● **AIM OF THE EXERCISE**
Gather all lines with "right" from the records.
===== EXERCISE INPUTS =====
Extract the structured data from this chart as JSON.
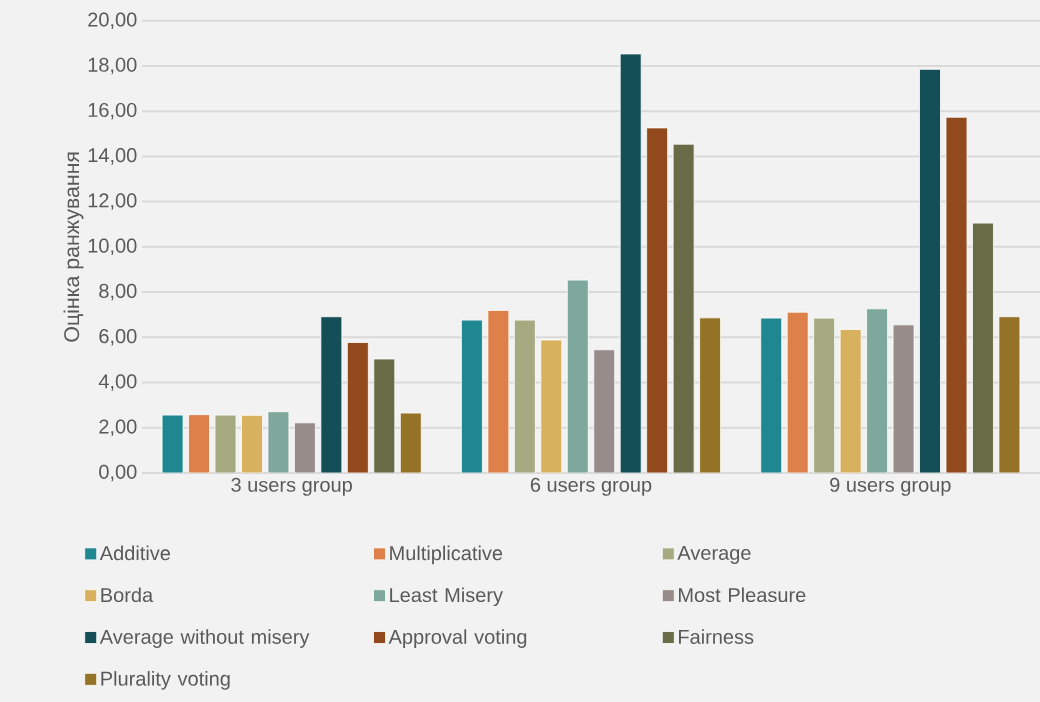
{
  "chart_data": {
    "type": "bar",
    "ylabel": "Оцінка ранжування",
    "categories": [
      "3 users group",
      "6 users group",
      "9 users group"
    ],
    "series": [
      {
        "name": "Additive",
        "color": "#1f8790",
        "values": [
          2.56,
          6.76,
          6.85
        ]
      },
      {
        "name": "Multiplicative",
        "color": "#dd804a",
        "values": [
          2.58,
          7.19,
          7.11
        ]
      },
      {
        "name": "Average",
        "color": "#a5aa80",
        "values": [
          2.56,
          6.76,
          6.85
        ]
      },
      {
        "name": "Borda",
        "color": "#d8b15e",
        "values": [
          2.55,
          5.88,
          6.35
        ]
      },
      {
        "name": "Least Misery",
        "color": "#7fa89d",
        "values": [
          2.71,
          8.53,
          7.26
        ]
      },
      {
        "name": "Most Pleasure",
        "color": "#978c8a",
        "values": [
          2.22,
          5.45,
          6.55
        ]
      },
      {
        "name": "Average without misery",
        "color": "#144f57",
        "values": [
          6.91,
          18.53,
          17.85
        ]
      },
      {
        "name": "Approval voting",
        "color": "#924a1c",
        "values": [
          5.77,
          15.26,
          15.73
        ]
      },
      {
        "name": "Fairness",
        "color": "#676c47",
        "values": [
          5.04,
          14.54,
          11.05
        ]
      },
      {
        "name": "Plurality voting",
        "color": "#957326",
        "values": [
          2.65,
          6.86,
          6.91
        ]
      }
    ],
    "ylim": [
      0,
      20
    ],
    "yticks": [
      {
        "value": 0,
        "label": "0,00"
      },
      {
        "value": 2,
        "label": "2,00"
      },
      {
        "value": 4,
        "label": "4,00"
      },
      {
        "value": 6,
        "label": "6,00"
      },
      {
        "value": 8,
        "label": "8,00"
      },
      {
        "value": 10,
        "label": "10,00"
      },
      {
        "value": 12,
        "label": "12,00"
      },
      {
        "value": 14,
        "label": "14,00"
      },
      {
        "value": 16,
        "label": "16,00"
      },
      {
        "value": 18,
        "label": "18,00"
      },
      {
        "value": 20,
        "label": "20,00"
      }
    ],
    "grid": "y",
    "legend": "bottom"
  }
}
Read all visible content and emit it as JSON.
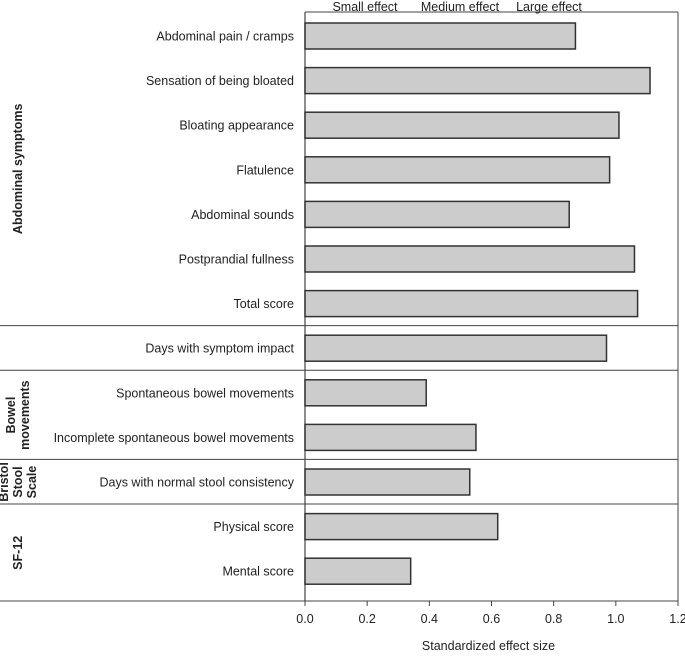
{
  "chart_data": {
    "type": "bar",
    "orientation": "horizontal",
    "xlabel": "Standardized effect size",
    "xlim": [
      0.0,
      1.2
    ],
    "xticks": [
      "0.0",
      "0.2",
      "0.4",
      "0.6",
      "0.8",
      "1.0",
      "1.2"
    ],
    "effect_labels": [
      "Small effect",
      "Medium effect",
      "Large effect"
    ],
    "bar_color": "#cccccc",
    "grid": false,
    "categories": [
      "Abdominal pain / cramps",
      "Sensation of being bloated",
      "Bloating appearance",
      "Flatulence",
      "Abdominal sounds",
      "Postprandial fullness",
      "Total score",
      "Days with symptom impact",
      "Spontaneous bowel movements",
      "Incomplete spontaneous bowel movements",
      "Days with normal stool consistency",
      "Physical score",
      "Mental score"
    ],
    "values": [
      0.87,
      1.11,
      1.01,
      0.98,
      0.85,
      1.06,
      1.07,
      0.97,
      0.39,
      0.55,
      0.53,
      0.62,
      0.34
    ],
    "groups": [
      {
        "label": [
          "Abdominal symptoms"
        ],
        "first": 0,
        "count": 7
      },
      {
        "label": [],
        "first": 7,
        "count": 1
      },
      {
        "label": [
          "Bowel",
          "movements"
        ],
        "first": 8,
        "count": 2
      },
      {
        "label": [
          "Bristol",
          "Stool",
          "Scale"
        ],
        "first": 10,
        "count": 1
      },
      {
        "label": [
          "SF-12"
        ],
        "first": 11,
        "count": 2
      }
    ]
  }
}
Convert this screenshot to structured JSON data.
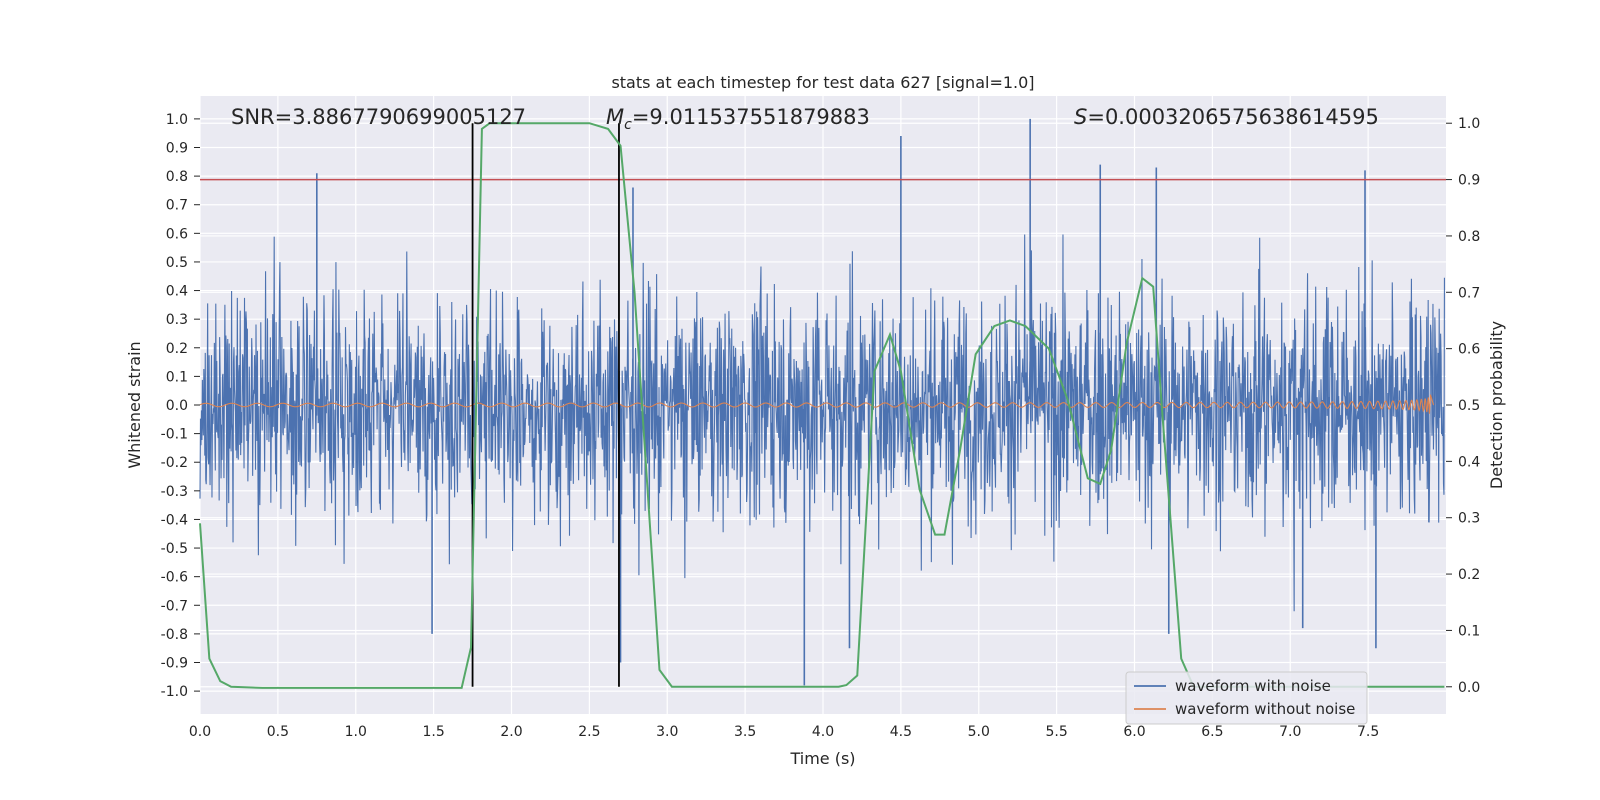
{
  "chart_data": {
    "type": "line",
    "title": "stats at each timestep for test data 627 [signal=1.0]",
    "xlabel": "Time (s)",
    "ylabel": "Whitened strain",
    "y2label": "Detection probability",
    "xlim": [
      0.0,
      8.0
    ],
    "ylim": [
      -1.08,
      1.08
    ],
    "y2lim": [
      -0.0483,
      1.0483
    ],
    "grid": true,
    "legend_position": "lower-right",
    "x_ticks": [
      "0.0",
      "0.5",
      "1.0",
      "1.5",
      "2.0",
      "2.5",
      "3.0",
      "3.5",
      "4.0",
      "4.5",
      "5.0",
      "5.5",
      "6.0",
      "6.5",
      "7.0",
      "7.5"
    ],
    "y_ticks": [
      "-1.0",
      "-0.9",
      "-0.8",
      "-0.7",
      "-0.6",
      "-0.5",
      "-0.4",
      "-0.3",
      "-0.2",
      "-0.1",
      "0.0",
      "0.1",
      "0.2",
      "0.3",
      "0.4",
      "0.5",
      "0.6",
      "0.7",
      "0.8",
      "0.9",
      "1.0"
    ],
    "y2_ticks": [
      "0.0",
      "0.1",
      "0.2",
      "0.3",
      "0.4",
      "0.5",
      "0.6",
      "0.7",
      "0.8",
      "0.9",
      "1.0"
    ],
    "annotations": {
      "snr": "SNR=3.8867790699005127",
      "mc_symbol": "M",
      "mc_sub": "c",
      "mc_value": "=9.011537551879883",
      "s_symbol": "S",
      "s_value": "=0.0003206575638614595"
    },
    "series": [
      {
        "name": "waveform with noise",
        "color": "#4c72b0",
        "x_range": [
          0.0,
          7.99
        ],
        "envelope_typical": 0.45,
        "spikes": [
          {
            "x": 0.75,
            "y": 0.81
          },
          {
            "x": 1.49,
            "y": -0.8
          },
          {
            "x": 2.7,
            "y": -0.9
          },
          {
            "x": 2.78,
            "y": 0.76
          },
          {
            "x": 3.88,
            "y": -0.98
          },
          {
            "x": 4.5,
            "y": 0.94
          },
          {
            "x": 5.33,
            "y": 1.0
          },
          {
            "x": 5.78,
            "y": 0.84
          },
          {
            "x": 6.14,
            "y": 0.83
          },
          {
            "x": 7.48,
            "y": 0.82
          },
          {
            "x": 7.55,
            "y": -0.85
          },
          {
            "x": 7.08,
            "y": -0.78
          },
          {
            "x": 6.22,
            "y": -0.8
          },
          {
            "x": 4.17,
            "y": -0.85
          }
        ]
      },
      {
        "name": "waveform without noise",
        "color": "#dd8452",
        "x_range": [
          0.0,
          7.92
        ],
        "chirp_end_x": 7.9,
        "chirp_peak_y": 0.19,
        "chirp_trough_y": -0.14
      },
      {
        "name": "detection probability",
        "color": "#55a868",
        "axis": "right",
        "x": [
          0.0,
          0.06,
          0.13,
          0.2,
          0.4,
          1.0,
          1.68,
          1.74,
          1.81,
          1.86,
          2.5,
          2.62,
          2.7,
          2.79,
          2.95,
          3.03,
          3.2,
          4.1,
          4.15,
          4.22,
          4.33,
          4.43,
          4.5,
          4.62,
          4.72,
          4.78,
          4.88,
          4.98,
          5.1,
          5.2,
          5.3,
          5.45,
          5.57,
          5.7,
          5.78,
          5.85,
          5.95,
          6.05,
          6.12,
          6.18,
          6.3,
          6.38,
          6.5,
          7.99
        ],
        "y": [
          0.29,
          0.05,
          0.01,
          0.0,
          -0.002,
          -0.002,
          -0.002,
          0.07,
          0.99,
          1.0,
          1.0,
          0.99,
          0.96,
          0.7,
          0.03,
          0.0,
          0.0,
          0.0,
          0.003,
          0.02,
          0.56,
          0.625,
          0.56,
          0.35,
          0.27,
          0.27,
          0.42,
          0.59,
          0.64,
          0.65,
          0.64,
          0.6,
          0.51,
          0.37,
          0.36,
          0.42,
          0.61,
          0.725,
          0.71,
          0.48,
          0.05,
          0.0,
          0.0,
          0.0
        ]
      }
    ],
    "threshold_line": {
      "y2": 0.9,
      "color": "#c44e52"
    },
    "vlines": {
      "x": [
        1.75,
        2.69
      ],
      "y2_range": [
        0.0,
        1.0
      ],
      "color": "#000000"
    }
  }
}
=====
● **CORRECT OUTPUT**
    "legend_position": "lower-right",
        "axis": "right",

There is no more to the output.